Required work » Print all the data, keeping every line exactly as it is.

Record set »
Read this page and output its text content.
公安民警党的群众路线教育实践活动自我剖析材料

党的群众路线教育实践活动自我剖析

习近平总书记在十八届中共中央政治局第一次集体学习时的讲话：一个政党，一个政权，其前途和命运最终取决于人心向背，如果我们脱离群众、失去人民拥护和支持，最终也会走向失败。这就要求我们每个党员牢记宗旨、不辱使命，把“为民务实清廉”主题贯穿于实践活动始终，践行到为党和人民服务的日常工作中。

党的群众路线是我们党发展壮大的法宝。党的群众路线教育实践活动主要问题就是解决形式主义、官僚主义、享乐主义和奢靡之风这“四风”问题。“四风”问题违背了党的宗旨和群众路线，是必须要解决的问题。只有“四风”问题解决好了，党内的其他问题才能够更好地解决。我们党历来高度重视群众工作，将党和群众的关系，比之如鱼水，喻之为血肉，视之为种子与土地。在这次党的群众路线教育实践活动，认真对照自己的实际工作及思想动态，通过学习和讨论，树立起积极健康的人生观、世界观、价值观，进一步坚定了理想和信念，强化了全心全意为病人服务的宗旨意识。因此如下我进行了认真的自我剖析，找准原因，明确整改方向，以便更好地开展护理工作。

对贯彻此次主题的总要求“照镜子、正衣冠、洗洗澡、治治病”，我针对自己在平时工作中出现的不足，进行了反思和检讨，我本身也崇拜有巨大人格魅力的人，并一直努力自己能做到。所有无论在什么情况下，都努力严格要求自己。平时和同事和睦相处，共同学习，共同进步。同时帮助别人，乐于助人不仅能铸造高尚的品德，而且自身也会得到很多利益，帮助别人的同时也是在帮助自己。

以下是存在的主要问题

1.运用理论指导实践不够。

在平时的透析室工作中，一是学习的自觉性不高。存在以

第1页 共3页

Output below »
Read this page and output its text content.
公安民警党的群众路线教育实践活动自我剖析材料

党的群众路线教育实践活动自我剖析

习近平总书记在十八届中共中央政治局第一次集体学习时的讲话：一个政党，一个政权，其前途和命运最终取决于人心向背，如果我们脱离群众、失去人民拥护和支持，最终也会走向失败。这就要求我们每个党员牢记宗旨、不辱使命，把“为民务实清廉”主题贯穿于实践活动始终，践行到为党和人民服务的日常工作中。

党的群众路线是我们党发展壮大的法宝。党的群众路线教育实践活动主要问题就是解决形式主义、官僚主义、享乐主义和奢靡之风这“四风”问题。“四风”问题违背了党的宗旨和群众路线，是必须要解决的问题。只有“四风”问题解决好了，党内的其他问题才能够更好地解决。我们党历来高度重视群众工作，将党和群众的关系，比之如鱼水，喻之为血肉，视之为种子与土地。在这次党的群众路线教育实践活动，认真对照自己的实际工作及思想动态，通过学习和讨论，树立起积极健康的人生观、世界观、价值观，进一步坚定了理想和信念，强化了全心全意为病人服务的宗旨意识。因此如下我进行了认真的自我剖析，找准原因，明确整改方向，以便更好地开展护理工作。

对贯彻此次主题的总要求“照镜子、正衣冠、洗洗澡、治治病”，我针对自己在平时工作中出现的不足，进行了反思和检讨，我本身也崇拜有巨大人格魅力的人，并一直努力自己能做到。所有无论在什么情况下，都努力严格要求自己。平时和同事和睦相处，共同学习，共同进步。同时帮助别人，乐于助人不仅能铸造高尚的品德，而且自身也会得到很多利益，帮助别人的同时也是在帮助自己。

以下是存在的主要问题

1.运用理论指导实践不够。

在平时的透析室工作中，一是学习的自觉性不高。存在以

第1页 共3页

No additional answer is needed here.